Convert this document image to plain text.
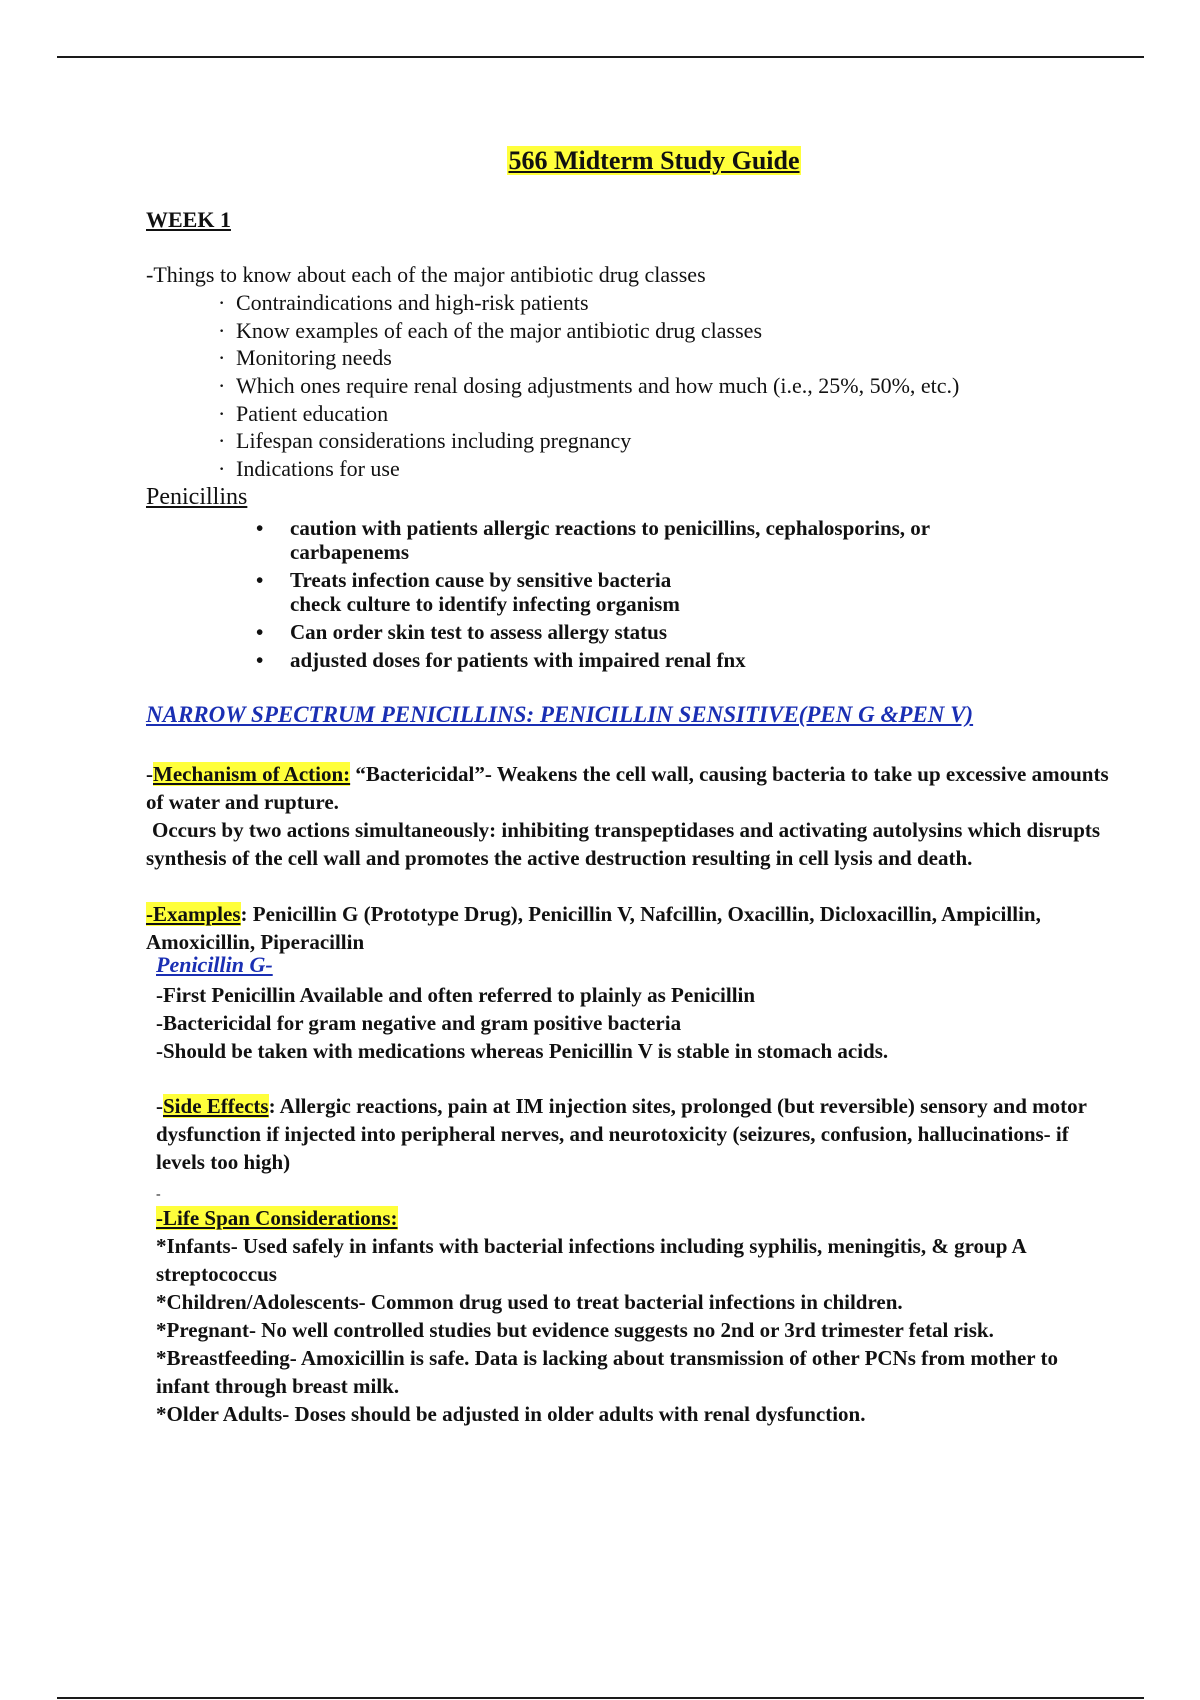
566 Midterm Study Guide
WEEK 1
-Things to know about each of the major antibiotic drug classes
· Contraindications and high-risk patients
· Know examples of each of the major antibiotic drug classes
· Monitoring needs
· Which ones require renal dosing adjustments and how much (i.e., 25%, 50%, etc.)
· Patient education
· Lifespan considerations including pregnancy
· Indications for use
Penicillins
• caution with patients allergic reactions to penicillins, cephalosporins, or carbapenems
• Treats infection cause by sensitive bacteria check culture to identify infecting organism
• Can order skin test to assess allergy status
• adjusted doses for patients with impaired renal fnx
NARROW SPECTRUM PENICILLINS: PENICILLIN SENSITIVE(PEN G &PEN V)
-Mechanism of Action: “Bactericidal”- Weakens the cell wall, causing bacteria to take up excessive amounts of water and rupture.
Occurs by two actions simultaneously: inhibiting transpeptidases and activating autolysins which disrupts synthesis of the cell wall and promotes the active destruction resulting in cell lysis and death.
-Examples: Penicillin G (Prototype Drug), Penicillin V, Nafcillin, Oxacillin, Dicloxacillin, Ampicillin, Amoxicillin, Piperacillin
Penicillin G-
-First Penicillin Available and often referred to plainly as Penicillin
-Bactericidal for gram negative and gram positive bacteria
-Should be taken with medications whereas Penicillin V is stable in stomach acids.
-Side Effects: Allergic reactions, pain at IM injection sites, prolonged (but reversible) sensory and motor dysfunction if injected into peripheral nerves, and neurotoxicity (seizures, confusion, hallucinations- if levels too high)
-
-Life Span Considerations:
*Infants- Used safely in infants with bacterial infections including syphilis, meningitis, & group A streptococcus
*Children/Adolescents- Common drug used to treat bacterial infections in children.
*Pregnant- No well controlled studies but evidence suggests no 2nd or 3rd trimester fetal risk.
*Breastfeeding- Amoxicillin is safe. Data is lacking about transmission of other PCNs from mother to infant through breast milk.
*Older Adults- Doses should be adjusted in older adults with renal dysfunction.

==

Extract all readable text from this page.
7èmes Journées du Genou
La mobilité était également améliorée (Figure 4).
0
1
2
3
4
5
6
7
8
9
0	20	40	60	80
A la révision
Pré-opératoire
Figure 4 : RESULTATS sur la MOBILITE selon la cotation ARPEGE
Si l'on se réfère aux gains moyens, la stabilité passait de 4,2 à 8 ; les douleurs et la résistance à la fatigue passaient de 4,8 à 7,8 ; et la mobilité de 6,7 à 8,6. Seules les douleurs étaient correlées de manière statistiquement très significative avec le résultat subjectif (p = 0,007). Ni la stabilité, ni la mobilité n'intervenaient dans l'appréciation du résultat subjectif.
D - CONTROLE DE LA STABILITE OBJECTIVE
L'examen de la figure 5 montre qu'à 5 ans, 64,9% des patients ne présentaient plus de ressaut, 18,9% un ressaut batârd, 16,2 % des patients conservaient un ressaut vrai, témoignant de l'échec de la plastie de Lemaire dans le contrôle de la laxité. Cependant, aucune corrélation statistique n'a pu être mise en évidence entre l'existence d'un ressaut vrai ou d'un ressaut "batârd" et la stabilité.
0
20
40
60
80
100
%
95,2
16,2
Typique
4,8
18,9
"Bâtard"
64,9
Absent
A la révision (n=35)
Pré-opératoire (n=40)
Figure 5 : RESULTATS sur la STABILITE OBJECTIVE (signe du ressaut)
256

* * *

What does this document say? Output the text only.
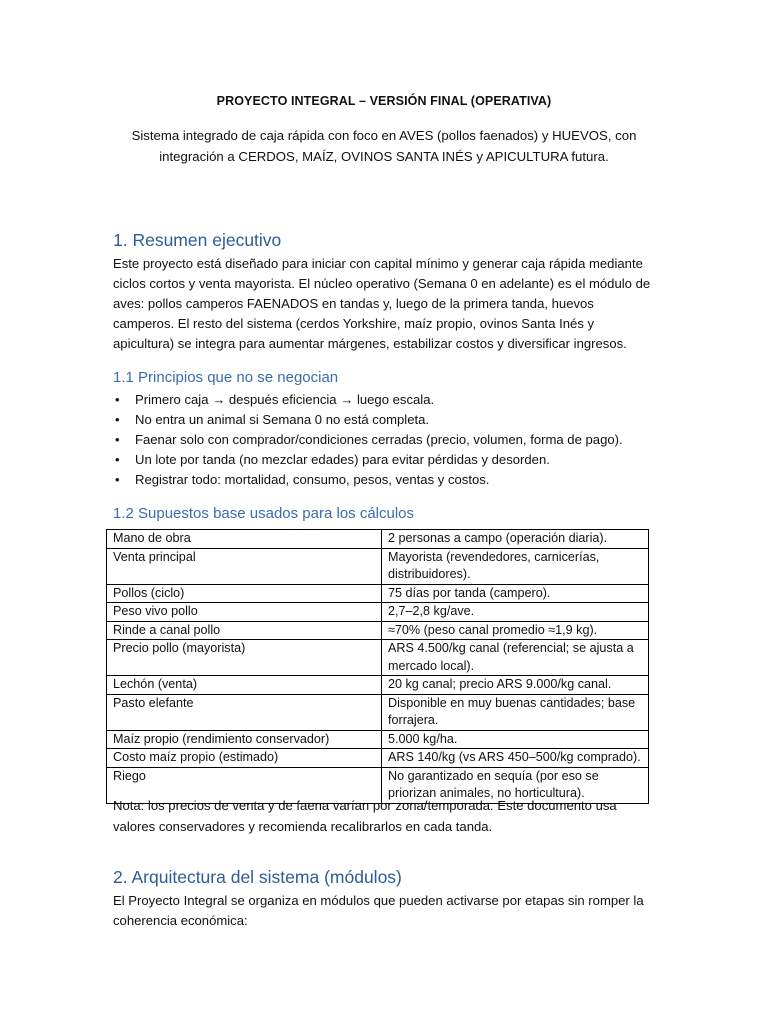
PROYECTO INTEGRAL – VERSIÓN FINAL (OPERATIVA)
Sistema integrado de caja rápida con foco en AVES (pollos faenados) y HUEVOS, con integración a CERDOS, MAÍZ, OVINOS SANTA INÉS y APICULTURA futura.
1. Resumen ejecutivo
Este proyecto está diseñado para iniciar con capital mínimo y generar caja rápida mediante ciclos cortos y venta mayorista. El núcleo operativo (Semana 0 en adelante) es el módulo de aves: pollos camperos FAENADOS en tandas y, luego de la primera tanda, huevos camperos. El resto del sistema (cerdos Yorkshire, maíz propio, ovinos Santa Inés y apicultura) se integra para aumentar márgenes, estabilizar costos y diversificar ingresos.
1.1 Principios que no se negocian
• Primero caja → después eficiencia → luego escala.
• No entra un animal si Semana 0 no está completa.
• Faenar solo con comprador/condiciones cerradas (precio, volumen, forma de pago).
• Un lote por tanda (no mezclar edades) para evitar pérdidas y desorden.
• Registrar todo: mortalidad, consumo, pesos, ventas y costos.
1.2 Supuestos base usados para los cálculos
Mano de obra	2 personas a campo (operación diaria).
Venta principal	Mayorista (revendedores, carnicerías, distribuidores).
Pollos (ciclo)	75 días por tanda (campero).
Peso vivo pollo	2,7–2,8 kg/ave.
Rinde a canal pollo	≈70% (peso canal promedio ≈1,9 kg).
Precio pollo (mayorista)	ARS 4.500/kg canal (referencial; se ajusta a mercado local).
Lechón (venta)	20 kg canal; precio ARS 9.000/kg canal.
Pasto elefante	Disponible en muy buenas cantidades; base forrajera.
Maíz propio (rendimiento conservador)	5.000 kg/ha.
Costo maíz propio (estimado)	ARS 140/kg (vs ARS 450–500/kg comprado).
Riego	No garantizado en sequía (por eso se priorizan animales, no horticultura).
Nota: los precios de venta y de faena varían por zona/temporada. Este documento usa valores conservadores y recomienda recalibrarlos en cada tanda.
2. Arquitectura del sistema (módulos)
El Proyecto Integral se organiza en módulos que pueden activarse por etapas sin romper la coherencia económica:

§ WORK INSTRUCTIONS
In the data above, copy every line where the string "módulos" appears.

§ TASK SOLUTION
2. Arquitectura del sistema (módulos)
El Proyecto Integral se organiza en módulos que pueden activarse por etapas sin romper la coherencia económica:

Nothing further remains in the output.